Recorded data
__________

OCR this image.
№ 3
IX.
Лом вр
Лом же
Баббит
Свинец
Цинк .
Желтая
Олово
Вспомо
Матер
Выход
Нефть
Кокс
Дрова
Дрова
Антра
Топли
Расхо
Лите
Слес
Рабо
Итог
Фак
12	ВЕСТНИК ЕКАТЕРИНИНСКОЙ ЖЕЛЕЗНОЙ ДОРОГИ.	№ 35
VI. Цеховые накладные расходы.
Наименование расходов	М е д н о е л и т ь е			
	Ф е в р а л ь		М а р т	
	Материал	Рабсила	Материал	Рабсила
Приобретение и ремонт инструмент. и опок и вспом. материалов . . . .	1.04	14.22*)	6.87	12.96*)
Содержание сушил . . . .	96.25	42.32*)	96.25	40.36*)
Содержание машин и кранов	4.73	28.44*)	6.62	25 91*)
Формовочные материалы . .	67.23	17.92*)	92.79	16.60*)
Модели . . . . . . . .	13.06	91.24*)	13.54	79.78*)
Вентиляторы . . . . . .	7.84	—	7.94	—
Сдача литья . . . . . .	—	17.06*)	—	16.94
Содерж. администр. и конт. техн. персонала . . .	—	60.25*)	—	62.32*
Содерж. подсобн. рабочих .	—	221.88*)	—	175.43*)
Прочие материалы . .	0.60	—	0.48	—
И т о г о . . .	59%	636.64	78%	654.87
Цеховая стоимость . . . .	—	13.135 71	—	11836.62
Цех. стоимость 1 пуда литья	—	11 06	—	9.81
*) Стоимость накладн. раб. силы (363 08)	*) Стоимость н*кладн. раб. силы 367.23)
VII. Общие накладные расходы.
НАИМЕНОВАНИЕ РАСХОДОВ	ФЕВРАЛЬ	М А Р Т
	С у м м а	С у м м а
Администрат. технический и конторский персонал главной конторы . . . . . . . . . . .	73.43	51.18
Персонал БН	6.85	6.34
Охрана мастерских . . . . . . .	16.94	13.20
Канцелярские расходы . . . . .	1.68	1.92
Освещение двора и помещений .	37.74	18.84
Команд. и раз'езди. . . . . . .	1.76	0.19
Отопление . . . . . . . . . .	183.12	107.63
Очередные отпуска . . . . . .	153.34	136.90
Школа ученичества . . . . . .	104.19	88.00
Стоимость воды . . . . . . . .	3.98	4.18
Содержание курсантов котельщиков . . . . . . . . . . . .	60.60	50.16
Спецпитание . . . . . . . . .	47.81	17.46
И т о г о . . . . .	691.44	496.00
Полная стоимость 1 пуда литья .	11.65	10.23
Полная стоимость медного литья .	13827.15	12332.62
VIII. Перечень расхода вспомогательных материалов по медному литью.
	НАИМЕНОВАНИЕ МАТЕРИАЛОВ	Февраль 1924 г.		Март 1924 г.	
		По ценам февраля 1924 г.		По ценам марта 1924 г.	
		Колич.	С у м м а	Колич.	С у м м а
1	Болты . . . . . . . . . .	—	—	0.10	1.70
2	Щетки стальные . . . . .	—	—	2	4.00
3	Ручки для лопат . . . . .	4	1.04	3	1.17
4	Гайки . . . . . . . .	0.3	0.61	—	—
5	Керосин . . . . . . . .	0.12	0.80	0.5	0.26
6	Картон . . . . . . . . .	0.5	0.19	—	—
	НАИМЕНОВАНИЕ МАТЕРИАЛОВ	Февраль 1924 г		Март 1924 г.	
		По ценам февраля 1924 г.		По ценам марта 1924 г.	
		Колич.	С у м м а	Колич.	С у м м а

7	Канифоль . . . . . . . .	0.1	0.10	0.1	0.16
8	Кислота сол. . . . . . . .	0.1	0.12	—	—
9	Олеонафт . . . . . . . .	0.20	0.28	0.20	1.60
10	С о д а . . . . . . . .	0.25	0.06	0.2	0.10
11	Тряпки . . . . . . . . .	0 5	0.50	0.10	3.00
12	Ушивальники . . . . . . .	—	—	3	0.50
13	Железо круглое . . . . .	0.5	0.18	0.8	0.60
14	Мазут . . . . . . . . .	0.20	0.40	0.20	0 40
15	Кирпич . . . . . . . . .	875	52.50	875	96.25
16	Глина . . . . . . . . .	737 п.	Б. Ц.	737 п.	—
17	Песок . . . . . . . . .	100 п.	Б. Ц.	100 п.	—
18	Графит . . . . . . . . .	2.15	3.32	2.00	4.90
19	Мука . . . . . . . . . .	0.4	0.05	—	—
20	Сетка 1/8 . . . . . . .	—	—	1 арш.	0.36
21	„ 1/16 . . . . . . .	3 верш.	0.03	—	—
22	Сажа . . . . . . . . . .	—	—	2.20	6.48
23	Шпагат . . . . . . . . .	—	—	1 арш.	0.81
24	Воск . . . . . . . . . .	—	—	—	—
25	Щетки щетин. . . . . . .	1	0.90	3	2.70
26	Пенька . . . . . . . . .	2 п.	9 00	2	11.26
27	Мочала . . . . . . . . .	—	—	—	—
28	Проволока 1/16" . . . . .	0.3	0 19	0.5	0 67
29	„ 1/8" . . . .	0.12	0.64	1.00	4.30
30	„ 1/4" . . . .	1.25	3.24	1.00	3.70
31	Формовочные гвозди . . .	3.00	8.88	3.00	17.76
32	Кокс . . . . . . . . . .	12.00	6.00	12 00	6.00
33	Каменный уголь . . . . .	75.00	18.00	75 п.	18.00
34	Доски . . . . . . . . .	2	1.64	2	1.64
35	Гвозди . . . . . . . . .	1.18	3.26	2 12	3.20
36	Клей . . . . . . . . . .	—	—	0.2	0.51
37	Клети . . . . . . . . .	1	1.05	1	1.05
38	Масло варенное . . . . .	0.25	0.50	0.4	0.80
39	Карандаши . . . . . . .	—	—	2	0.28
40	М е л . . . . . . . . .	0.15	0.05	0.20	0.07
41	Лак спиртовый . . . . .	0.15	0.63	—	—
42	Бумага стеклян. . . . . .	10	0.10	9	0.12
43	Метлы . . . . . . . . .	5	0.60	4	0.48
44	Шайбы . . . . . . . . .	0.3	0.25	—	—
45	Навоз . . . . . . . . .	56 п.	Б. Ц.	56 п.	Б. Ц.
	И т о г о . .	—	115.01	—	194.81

__________

- STATED EXERCISE -
All records above must be set down exactly, please.

- COMPLETE RESPONSE -
OCR this image.
№ 3
IX.
Лом вр
Лом же
Баббит
Свинец
Цинк .
Желтая
Олово
Вспомо
Матер
Выход
Нефть
Кокс
Дрова
Дрова
Антра
Топли
Расхо
Лите
Слес
Рабо
Итог
Фак
12	ВЕСТНИК ЕКАТЕРИНИНСКОЙ ЖЕЛЕЗНОЙ ДОРОГИ.	№ 35
VI. Цеховые накладные расходы.
Наименование расходов	М е д н о е л и т ь е			
	Ф е в р а л ь		М а р т	
	Материал	Рабсила	Материал	Рабсила
Приобретение и ремонт инструмент. и опок и вспом. материалов . . . .	1.04	14.22*)	6.87	12.96*)
Содержание сушил . . . .	96.25	42.32*)	96.25	40.36*)
Содержание машин и кранов	4.73	28.44*)	6.62	25 91*)
Формовочные материалы . .	67.23	17.92*)	92.79	16.60*)
Модели . . . . . . . .	13.06	91.24*)	13.54	79.78*)
Вентиляторы . . . . . .	7.84	—	7.94	—
Сдача литья . . . . . .	—	17.06*)	—	16.94
Содерж. администр. и конт. техн. персонала . . .	—	60.25*)	—	62.32*
Содерж. подсобн. рабочих .	—	221.88*)	—	175.43*)
Прочие материалы . .	0.60	—	0.48	—
И т о г о . . .	59%	636.64	78%	654.87
Цеховая стоимость . . . .	—	13.135 71	—	11836.62
Цех. стоимость 1 пуда литья	—	11 06	—	9.81
*) Стоимость накладн. раб. силы (363 08)	*) Стоимость н*кладн. раб. силы 367.23)
VII. Общие накладные расходы.
НАИМЕНОВАНИЕ РАСХОДОВ	ФЕВРАЛЬ	М А Р Т
	С у м м а	С у м м а
Администрат. технический и конторский персонал главной конторы . . . . . . . . . . .	73.43	51.18
Персонал БН	6.85	6.34
Охрана мастерских . . . . . . .	16.94	13.20
Канцелярские расходы . . . . .	1.68	1.92
Освещение двора и помещений .	37.74	18.84
Команд. и раз'езди. . . . . . .	1.76	0.19
Отопление . . . . . . . . . .	183.12	107.63
Очередные отпуска . . . . . .	153.34	136.90
Школа ученичества . . . . . .	104.19	88.00
Стоимость воды . . . . . . . .	3.98	4.18
Содержание курсантов котельщиков . . . . . . . . . . . .	60.60	50.16
Спецпитание . . . . . . . . .	47.81	17.46
И т о г о . . . . .	691.44	496.00
Полная стоимость 1 пуда литья .	11.65	10.23
Полная стоимость медного литья .	13827.15	12332.62
VIII. Перечень расхода вспомогательных материалов по медному литью.
	НАИМЕНОВАНИЕ МАТЕРИАЛОВ	Февраль 1924 г.		Март 1924 г.	
		По ценам февраля 1924 г.		По ценам марта 1924 г.	
		Колич.	С у м м а	Колич.	С у м м а
1	Болты . . . . . . . . . .	—	—	0.10	1.70
2	Щетки стальные . . . . .	—	—	2	4.00
3	Ручки для лопат . . . . .	4	1.04	3	1.17
4	Гайки . . . . . . . .	0.3	0.61	—	—
5	Керосин . . . . . . . .	0.12	0.80	0.5	0.26
6	Картон . . . . . . . . .	0.5	0.19	—	—
	НАИМЕНОВАНИЕ МАТЕРИАЛОВ	Февраль 1924 г		Март 1924 г.	
		По ценам февраля 1924 г.		По ценам марта 1924 г.	
		Колич.	С у м м а	Колич.	С у м м а

7	Канифоль . . . . . . . .	0.1	0.10	0.1	0.16
8	Кислота сол. . . . . . . .	0.1	0.12	—	—
9	Олеонафт . . . . . . . .	0.20	0.28	0.20	1.60
10	С о д а . . . . . . . .	0.25	0.06	0.2	0.10
11	Тряпки . . . . . . . . .	0 5	0.50	0.10	3.00
12	Ушивальники . . . . . . .	—	—	3	0.50
13	Железо круглое . . . . .	0.5	0.18	0.8	0.60
14	Мазут . . . . . . . . .	0.20	0.40	0.20	0 40
15	Кирпич . . . . . . . . .	875	52.50	875	96.25
16	Глина . . . . . . . . .	737 п.	Б. Ц.	737 п.	—
17	Песок . . . . . . . . .	100 п.	Б. Ц.	100 п.	—
18	Графит . . . . . . . . .	2.15	3.32	2.00	4.90
19	Мука . . . . . . . . . .	0.4	0.05	—	—
20	Сетка 1/8 . . . . . . .	—	—	1 арш.	0.36
21	„ 1/16 . . . . . . .	3 верш.	0.03	—	—
22	Сажа . . . . . . . . . .	—	—	2.20	6.48
23	Шпагат . . . . . . . . .	—	—	1 арш.	0.81
24	Воск . . . . . . . . . .	—	—	—	—
25	Щетки щетин. . . . . . .	1	0.90	3	2.70
26	Пенька . . . . . . . . .	2 п.	9 00	2	11.26
27	Мочала . . . . . . . . .	—	—	—	—
28	Проволока 1/16" . . . . .	0.3	0 19	0.5	0 67
29	„ 1/8" . . . .	0.12	0.64	1.00	4.30
30	„ 1/4" . . . .	1.25	3.24	1.00	3.70
31	Формовочные гвозди . . .	3.00	8.88	3.00	17.76
32	Кокс . . . . . . . . . .	12.00	6.00	12 00	6.00
33	Каменный уголь . . . . .	75.00	18.00	75 п.	18.00
34	Доски . . . . . . . . .	2	1.64	2	1.64
35	Гвозди . . . . . . . . .	1.18	3.26	2 12	3.20
36	Клей . . . . . . . . . .	—	—	0.2	0.51
37	Клети . . . . . . . . .	1	1.05	1	1.05
38	Масло варенное . . . . .	0.25	0.50	0.4	0.80
39	Карандаши . . . . . . .	—	—	2	0.28
40	М е л . . . . . . . . .	0.15	0.05	0.20	0.07
41	Лак спиртовый . . . . .	0.15	0.63	—	—
42	Бумага стеклян. . . . . .	10	0.10	9	0.12
43	Метлы . . . . . . . . .	5	0.60	4	0.48
44	Шайбы . . . . . . . . .	0.3	0.25	—	—
45	Навоз . . . . . . . . .	56 п.	Б. Ц.	56 п.	Б. Ц.
	И т о г о . .	—	115.01	—	194.81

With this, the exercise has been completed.